**WRITTEN PROBLEM:**
Below is a block of records; return all of them exactly, but without the images.

Figure record listings
####

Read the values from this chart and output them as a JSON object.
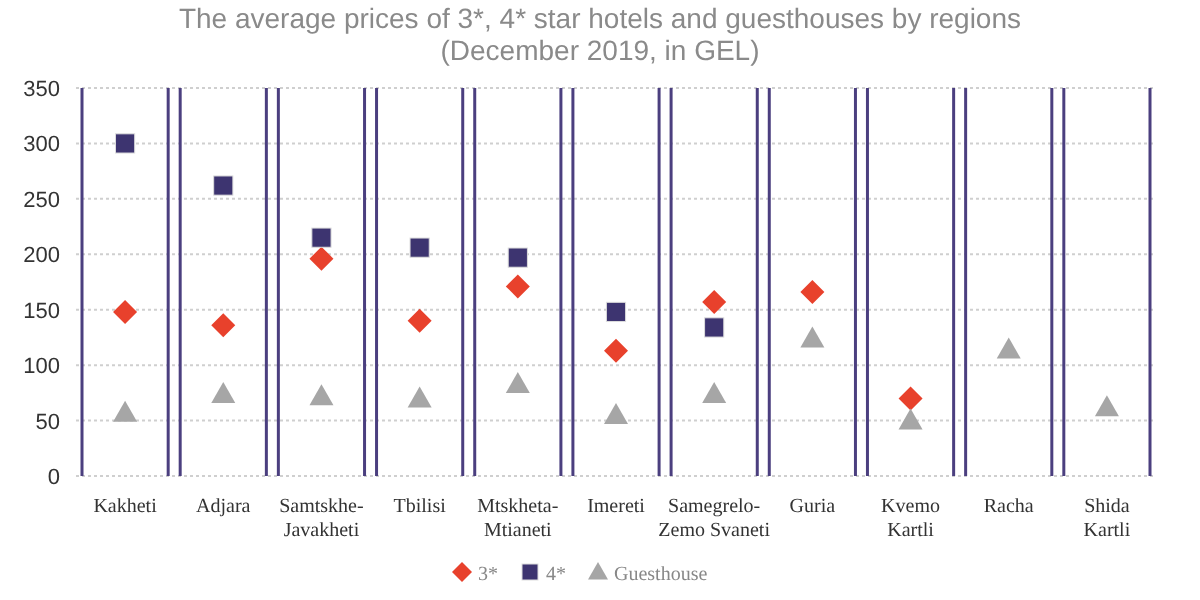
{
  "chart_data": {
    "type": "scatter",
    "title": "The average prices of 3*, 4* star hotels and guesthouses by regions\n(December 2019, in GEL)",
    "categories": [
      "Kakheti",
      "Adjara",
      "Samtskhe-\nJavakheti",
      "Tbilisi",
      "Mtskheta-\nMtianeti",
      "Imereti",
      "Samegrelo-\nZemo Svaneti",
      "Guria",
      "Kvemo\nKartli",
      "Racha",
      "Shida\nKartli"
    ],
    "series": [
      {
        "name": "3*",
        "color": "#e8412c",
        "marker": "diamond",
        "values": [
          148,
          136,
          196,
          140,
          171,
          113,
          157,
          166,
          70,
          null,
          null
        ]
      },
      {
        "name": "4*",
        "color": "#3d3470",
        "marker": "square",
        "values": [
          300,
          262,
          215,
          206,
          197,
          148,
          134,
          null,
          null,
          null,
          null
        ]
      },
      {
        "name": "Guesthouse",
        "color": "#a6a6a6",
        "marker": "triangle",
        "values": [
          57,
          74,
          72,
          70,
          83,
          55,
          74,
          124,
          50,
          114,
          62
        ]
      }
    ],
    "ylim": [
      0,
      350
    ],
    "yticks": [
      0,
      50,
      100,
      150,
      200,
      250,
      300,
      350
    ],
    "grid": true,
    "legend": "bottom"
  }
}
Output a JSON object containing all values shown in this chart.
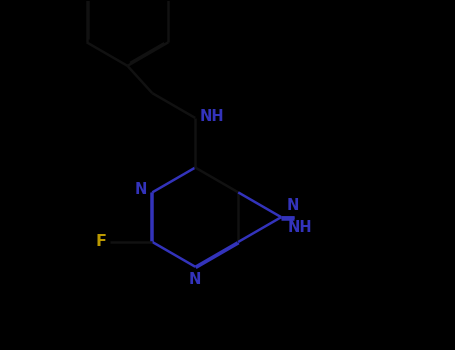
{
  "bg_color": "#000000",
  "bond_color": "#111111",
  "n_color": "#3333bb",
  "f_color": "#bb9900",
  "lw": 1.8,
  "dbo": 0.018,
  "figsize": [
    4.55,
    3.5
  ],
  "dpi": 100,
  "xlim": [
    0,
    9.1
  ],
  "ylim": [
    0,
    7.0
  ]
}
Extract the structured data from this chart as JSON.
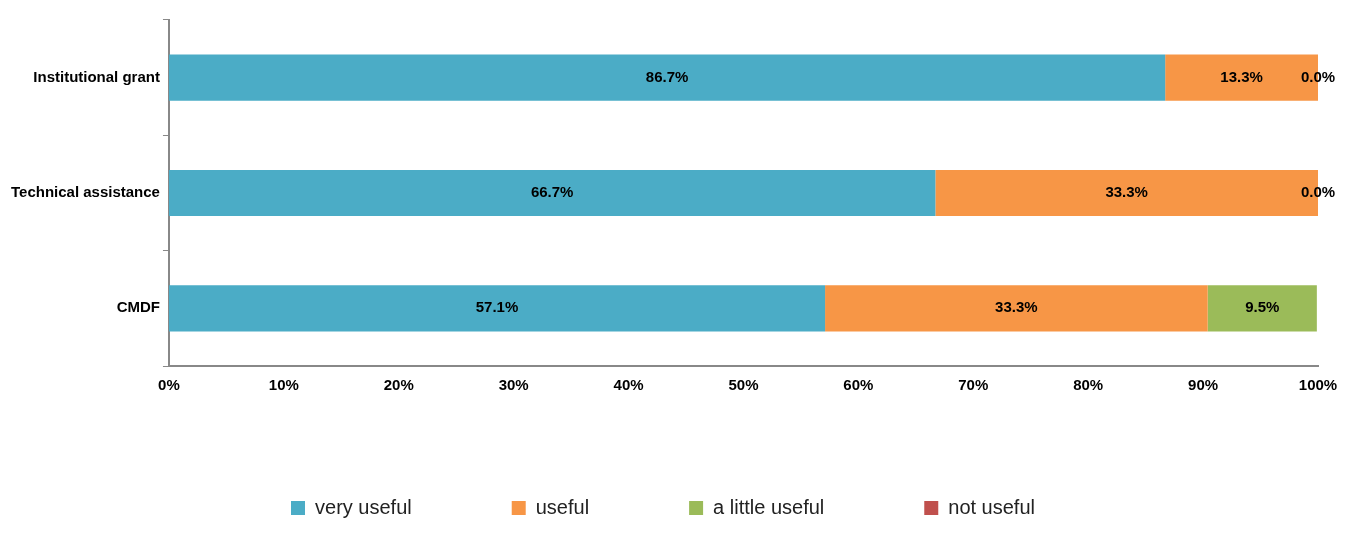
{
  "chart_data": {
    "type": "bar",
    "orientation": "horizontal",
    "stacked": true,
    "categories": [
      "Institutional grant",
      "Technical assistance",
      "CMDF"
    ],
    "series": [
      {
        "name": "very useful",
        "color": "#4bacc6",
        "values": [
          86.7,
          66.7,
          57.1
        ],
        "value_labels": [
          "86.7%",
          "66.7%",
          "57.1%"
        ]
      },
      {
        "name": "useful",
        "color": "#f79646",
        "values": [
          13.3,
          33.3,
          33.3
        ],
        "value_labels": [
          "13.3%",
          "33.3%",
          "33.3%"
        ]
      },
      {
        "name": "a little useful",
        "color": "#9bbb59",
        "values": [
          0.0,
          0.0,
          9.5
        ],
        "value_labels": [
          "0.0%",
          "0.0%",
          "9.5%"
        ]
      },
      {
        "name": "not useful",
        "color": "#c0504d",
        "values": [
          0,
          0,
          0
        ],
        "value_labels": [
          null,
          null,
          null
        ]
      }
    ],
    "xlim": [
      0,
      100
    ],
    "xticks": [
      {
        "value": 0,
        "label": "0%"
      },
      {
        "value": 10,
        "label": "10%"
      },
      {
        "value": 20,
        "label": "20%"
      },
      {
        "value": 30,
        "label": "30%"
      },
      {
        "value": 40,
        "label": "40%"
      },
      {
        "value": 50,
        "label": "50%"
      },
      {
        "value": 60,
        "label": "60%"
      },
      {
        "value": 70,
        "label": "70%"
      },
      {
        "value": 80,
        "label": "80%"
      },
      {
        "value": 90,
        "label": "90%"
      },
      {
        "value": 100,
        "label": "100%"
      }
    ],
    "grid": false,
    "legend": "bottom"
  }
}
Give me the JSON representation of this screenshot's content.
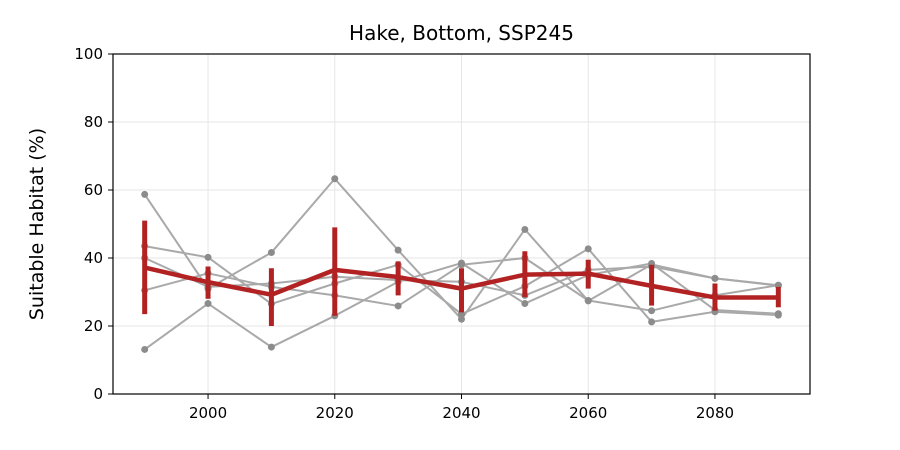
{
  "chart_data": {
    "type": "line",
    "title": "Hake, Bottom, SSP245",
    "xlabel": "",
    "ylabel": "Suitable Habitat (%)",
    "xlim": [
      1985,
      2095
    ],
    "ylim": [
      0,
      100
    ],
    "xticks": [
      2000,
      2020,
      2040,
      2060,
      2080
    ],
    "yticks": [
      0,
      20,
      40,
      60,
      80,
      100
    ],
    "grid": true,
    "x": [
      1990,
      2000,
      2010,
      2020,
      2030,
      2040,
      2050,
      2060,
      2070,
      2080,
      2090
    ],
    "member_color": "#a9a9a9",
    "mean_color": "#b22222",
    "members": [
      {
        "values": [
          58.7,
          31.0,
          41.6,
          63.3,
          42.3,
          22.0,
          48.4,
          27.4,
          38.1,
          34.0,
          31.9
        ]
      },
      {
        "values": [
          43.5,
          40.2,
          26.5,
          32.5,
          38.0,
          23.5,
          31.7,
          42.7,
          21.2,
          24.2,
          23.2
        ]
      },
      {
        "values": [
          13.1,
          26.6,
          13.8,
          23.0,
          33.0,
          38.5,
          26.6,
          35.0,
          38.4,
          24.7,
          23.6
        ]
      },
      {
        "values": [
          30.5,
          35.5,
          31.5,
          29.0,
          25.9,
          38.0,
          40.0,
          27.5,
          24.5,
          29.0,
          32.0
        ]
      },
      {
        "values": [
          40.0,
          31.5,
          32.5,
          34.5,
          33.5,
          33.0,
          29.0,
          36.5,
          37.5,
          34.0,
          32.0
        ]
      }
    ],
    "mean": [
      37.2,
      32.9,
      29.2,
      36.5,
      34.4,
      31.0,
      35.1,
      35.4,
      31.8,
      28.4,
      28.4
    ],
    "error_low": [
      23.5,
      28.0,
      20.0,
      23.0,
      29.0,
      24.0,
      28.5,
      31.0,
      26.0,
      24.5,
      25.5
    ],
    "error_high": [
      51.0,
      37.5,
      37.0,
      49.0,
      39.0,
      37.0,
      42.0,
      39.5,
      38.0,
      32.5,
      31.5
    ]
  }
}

####

**SOLUTION FOR THIS TASK:**
Read the values from this chart and output them as a JSON object.
{
  "chart_data": {
    "type": "scatter",
    "title": "The average prices of 3*, 4* star hotels and guesthouses by regions\n(December 2019, in GEL)",
    "categories": [
      "Kakheti",
      "Adjara",
      "Samtskhe-\nJavakheti",
      "Tbilisi",
      "Mtskheta-\nMtianeti",
      "Imereti",
      "Samegrelo-\nZemo Svaneti",
      "Guria",
      "Kvemo\nKartli",
      "Racha",
      "Shida\nKartli"
    ],
    "series": [
      {
        "name": "3*",
        "color": "#e8412c",
        "marker": "diamond",
        "values": [
          148,
          136,
          196,
          140,
          171,
          113,
          157,
          166,
          70,
          null,
          null
        ]
      },
      {
        "name": "4*",
        "color": "#3d3470",
        "marker": "square",
        "values": [
          300,
          262,
          215,
          206,
          197,
          148,
          134,
          null,
          null,
          null,
          null
        ]
      },
      {
        "name": "Guesthouse",
        "color": "#a6a6a6",
        "marker": "triangle",
        "values": [
          57,
          74,
          72,
          70,
          83,
          55,
          74,
          124,
          50,
          114,
          62
        ]
      }
    ],
    "ylim": [
      0,
      350
    ],
    "yticks": [
      0,
      50,
      100,
      150,
      200,
      250,
      300,
      350
    ],
    "grid": true,
    "legend": "bottom"
  }
}
Output a JSON object containing all values shown in this chart.
{
  "bg_color": "#000000",
  "bond_color": "#111111",
  "n_color": "#3333bb",
  "f_color": "#bb9900",
  "lw": 1.8,
  "dbo": 0.018,
  "figsize": [
    4.55,
    3.5
  ],
  "dpi": 100,
  "xlim": [
    0,
    9.1
  ],
  "ylim": [
    0,
    7.0
  ]
}
Extract the structured data from this chart as JSON.
{
  "chart_data": {
    "type": "bar",
    "orientation": "horizontal",
    "stacked": true,
    "categories": [
      "Institutional grant",
      "Technical assistance",
      "CMDF"
    ],
    "series": [
      {
        "name": "very useful",
        "color": "#4bacc6",
        "values": [
          86.7,
          66.7,
          57.1
        ],
        "value_labels": [
          "86.7%",
          "66.7%",
          "57.1%"
        ]
      },
      {
        "name": "useful",
        "color": "#f79646",
        "values": [
          13.3,
          33.3,
          33.3
        ],
        "value_labels": [
          "13.3%",
          "33.3%",
          "33.3%"
        ]
      },
      {
        "name": "a little useful",
        "color": "#9bbb59",
        "values": [
          0.0,
          0.0,
          9.5
        ],
        "value_labels": [
          "0.0%",
          "0.0%",
          "9.5%"
        ]
      },
      {
        "name": "not useful",
        "color": "#c0504d",
        "values": [
          0,
          0,
          0
        ],
        "value_labels": [
          null,
          null,
          null
        ]
      }
    ],
    "xlim": [
      0,
      100
    ],
    "xticks": [
      {
        "value": 0,
        "label": "0%"
      },
      {
        "value": 10,
        "label": "10%"
      },
      {
        "value": 20,
        "label": "20%"
      },
      {
        "value": 30,
        "label": "30%"
      },
      {
        "value": 40,
        "label": "40%"
      },
      {
        "value": 50,
        "label": "50%"
      },
      {
        "value": 60,
        "label": "60%"
      },
      {
        "value": 70,
        "label": "70%"
      },
      {
        "value": 80,
        "label": "80%"
      },
      {
        "value": 90,
        "label": "90%"
      },
      {
        "value": 100,
        "label": "100%"
      }
    ],
    "grid": false,
    "legend": "bottom"
  }
}
Give me the JSON representation of this screenshot's content.
{
  "chart_data": {
    "type": "line",
    "title": "Hake, Bottom, SSP245",
    "xlabel": "",
    "ylabel": "Suitable Habitat (%)",
    "xlim": [
      1985,
      2095
    ],
    "ylim": [
      0,
      100
    ],
    "xticks": [
      2000,
      2020,
      2040,
      2060,
      2080
    ],
    "yticks": [
      0,
      20,
      40,
      60,
      80,
      100
    ],
    "grid": true,
    "x": [
      1990,
      2000,
      2010,
      2020,
      2030,
      2040,
      2050,
      2060,
      2070,
      2080,
      2090
    ],
    "member_color": "#a9a9a9",
    "mean_color": "#b22222",
    "members": [
      {
        "values": [
          58.7,
          31.0,
          41.6,
          63.3,
          42.3,
          22.0,
          48.4,
          27.4,
          38.1,
          34.0,
          31.9
        ]
      },
      {
        "values": [
          43.5,
          40.2,
          26.5,
          32.5,
          38.0,
          23.5,
          31.7,
          42.7,
          21.2,
          24.2,
          23.2
        ]
      },
      {
        "values": [
          13.1,
          26.6,
          13.8,
          23.0,
          33.0,
          38.5,
          26.6,
          35.0,
          38.4,
          24.7,
          23.6
        ]
      },
      {
        "values": [
          30.5,
          35.5,
          31.5,
          29.0,
          25.9,
          38.0,
          40.0,
          27.5,
          24.5,
          29.0,
          32.0
        ]
      },
      {
        "values": [
          40.0,
          31.5,
          32.5,
          34.5,
          33.5,
          33.0,
          29.0,
          36.5,
          37.5,
          34.0,
          32.0
        ]
      }
    ],
    "mean": [
      37.2,
      32.9,
      29.2,
      36.5,
      34.4,
      31.0,
      35.1,
      35.4,
      31.8,
      28.4,
      28.4
    ],
    "error_low": [
      23.5,
      28.0,
      20.0,
      23.0,
      29.0,
      24.0,
      28.5,
      31.0,
      26.0,
      24.5,
      25.5
    ],
    "error_high": [
      51.0,
      37.5,
      37.0,
      49.0,
      39.0,
      37.0,
      42.0,
      39.5,
      38.0,
      32.5,
      31.5
    ]
  }
}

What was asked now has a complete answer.